YOUR INSTRUCTIONS: Gather each line of the records where "Уборщик" appears.

# Start of GIVEN DATA

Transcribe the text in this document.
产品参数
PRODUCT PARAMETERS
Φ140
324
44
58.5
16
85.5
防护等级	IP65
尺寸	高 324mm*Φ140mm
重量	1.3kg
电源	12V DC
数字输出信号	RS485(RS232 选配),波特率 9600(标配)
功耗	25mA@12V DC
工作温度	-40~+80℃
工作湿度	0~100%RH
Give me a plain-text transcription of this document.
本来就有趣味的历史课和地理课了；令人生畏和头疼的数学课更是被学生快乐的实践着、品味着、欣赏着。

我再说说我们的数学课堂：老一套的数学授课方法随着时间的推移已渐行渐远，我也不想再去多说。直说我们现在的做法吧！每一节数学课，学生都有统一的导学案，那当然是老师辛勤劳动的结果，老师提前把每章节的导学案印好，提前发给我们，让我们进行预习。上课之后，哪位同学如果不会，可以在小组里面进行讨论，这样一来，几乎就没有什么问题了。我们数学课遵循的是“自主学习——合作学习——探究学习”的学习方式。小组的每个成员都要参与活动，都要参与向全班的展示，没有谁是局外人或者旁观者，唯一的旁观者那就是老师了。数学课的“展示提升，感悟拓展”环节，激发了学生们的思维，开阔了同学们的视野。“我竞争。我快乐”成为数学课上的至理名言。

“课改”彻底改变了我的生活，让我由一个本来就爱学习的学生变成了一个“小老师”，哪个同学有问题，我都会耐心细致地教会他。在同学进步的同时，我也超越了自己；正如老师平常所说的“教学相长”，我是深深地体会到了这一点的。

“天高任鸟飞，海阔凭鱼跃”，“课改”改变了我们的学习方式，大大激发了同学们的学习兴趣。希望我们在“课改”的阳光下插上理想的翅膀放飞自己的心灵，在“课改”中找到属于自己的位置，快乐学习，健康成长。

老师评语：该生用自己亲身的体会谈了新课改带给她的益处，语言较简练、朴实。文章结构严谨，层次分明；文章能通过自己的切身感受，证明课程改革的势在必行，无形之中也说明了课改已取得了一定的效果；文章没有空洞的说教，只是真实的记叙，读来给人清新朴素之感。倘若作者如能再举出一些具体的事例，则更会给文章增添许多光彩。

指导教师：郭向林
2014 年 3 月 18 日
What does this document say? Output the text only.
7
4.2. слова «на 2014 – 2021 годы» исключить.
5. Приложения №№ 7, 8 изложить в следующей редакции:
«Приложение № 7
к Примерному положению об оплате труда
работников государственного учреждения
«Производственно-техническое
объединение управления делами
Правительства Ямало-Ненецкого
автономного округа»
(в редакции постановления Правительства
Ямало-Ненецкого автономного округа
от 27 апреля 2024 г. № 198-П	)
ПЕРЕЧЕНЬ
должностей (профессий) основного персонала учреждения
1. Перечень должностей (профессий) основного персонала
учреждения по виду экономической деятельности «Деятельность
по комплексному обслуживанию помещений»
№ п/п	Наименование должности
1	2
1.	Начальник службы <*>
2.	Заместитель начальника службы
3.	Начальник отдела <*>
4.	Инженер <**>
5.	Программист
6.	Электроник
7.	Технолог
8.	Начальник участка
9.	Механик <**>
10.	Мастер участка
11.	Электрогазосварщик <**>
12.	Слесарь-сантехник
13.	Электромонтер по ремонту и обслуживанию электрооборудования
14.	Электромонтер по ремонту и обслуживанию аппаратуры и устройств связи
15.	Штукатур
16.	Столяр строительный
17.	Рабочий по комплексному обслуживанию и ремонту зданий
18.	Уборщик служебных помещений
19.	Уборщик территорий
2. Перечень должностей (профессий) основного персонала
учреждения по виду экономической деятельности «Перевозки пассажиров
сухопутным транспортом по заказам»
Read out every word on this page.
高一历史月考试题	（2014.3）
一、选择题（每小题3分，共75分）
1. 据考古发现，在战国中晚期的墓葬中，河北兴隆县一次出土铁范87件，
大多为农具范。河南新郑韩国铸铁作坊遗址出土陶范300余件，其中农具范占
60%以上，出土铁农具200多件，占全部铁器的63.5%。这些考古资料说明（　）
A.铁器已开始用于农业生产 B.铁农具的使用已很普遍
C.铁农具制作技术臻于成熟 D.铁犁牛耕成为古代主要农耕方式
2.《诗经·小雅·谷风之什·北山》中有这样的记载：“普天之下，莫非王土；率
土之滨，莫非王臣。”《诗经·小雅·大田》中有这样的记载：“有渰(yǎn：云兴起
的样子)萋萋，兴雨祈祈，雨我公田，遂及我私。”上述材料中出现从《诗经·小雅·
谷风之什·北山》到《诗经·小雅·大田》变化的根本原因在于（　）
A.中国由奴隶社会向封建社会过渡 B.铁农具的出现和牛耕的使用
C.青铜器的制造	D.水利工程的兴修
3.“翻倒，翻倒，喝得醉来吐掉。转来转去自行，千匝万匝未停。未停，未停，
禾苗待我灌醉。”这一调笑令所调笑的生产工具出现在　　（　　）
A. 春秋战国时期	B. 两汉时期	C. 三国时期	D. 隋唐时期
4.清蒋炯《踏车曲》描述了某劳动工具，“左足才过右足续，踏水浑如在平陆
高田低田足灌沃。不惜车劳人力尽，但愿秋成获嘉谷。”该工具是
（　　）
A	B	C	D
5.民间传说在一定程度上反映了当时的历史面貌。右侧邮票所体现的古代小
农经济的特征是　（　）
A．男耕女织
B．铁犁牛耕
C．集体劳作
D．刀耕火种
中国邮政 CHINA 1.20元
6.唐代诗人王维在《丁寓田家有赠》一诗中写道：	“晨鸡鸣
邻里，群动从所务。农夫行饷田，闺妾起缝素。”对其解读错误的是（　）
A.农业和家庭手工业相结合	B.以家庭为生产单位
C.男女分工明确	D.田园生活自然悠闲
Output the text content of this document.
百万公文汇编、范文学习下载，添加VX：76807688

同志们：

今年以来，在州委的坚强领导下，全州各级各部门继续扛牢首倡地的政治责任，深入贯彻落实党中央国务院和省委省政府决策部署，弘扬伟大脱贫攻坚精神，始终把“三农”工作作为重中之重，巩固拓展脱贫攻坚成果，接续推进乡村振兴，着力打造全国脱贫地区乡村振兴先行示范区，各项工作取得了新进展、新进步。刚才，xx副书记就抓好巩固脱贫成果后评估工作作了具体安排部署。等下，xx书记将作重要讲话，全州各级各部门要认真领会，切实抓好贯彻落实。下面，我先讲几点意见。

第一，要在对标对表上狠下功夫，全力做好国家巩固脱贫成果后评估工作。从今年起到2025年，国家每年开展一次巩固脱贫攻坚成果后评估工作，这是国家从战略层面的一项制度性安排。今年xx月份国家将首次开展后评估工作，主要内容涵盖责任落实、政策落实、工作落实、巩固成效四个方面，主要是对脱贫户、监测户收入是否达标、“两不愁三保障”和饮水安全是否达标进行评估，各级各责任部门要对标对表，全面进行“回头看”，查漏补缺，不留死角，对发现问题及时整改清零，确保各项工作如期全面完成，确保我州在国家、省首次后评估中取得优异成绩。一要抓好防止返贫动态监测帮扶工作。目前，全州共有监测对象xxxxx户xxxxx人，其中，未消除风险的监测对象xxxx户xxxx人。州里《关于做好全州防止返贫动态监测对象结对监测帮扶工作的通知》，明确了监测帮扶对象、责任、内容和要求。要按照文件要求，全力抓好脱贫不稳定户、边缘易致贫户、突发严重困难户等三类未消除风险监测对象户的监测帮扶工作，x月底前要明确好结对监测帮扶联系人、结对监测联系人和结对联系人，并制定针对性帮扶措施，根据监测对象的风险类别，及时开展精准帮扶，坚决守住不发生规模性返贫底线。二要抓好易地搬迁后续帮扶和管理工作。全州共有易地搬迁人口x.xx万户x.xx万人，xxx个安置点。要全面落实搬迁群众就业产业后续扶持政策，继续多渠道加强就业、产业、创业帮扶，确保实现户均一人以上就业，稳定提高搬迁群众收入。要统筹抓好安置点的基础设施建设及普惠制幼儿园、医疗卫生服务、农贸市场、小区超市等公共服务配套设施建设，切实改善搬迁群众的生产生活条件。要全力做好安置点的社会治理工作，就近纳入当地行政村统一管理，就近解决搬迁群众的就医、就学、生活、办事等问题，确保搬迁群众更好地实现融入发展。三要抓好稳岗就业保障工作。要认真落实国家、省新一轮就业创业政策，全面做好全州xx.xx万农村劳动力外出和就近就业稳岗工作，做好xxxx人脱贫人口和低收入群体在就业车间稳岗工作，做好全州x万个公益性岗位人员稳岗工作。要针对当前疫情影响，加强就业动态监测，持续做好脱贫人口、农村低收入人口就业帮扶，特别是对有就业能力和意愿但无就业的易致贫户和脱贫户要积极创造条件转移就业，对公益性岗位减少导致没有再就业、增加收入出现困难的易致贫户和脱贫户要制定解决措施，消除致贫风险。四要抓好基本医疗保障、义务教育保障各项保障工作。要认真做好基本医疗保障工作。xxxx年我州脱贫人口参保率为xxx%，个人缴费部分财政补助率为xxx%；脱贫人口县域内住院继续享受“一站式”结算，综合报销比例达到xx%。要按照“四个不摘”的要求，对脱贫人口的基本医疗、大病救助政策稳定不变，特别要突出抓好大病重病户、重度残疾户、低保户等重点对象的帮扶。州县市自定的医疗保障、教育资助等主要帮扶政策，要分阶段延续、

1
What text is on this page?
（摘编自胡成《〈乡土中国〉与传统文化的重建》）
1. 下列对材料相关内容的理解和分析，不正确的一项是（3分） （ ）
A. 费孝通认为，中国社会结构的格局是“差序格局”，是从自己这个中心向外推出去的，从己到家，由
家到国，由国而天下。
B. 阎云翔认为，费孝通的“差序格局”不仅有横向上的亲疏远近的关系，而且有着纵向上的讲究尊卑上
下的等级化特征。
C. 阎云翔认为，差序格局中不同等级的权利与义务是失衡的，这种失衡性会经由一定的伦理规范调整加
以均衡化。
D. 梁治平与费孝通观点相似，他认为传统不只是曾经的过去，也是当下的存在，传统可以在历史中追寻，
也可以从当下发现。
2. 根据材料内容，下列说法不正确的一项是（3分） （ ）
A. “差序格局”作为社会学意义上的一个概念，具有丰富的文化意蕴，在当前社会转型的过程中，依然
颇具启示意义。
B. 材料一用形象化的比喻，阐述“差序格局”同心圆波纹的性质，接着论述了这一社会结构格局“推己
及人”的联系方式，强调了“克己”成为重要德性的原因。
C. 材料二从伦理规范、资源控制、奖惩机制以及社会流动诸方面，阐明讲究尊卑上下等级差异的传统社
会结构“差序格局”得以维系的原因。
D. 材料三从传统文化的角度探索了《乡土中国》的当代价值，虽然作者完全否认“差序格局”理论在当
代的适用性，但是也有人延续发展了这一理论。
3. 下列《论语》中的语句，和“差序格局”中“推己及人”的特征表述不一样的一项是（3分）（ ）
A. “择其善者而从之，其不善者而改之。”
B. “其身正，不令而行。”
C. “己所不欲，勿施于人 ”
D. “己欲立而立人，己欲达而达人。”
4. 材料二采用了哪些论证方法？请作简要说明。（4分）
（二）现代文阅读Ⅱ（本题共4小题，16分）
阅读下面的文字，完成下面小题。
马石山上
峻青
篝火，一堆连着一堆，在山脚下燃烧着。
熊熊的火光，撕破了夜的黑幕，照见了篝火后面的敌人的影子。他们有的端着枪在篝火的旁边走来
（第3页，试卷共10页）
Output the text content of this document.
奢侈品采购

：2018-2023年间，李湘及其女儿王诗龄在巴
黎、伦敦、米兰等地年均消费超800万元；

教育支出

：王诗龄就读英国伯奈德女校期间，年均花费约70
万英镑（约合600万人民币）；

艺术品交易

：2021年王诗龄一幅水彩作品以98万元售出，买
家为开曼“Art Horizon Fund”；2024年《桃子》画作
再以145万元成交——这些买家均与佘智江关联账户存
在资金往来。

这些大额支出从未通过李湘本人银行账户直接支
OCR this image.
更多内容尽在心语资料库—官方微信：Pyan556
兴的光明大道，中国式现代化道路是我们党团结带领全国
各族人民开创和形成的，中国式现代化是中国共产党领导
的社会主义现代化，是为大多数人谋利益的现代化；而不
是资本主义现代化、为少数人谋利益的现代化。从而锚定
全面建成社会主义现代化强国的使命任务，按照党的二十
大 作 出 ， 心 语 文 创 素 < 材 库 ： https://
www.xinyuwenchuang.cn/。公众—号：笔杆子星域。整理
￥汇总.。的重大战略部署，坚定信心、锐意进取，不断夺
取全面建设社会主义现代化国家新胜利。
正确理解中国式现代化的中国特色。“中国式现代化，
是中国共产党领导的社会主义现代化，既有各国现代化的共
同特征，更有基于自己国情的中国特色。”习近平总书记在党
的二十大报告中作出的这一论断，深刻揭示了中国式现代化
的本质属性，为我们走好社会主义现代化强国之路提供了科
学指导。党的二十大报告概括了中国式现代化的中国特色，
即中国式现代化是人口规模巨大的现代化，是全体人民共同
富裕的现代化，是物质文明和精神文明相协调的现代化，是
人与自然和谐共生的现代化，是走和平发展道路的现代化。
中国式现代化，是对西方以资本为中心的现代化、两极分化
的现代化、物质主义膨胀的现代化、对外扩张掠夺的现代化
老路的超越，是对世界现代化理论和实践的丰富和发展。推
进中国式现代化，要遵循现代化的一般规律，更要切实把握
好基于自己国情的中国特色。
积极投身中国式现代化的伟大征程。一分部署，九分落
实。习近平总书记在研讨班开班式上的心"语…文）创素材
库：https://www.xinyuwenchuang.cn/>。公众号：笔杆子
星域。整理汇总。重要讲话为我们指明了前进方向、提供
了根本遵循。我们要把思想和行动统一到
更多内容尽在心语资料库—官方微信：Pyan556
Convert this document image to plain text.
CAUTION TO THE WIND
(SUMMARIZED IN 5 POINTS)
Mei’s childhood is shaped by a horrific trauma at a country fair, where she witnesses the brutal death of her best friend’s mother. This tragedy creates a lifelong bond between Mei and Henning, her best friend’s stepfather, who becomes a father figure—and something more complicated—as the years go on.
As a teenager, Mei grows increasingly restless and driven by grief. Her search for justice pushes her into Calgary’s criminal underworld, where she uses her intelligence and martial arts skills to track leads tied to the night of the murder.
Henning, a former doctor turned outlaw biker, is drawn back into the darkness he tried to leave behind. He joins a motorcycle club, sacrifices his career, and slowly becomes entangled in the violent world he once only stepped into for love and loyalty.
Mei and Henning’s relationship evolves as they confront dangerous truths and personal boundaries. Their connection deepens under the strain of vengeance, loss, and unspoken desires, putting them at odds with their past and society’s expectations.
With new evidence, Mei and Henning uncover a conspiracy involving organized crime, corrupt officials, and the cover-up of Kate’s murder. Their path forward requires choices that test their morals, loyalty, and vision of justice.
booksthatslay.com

# End of GIVEN DATA

FINISHED EXERCISE:
18.	Уборщик служебных помещений
19.	Уборщик территорий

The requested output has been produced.